[What you need to do] Extract all lines in the data that contain the word "this".

## Start Supplied data

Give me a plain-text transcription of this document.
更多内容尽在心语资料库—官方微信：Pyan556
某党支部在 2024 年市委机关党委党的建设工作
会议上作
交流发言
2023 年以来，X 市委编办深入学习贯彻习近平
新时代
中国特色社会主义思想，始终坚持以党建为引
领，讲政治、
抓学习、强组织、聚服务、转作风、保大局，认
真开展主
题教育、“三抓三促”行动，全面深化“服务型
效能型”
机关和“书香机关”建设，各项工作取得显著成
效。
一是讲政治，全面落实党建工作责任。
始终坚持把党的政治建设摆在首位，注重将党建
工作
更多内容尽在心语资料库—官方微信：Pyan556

## End Supplied data
## Start Supplied data

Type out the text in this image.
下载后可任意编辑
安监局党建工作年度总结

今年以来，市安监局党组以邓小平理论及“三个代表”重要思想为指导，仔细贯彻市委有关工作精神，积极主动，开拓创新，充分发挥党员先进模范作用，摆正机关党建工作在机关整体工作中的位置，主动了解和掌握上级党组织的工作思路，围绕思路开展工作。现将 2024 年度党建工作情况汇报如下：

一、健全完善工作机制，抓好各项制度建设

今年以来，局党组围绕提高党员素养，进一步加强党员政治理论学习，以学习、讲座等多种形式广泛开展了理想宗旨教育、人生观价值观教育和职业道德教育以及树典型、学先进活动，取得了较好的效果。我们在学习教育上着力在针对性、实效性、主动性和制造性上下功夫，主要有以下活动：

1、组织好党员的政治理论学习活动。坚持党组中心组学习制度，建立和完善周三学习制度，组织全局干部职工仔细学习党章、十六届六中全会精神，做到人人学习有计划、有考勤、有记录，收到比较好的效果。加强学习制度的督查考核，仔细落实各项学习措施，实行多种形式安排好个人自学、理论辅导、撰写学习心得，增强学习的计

## End Supplied data

[The response]
Give me a plain-text transcription of this document.
Type out the text in this image.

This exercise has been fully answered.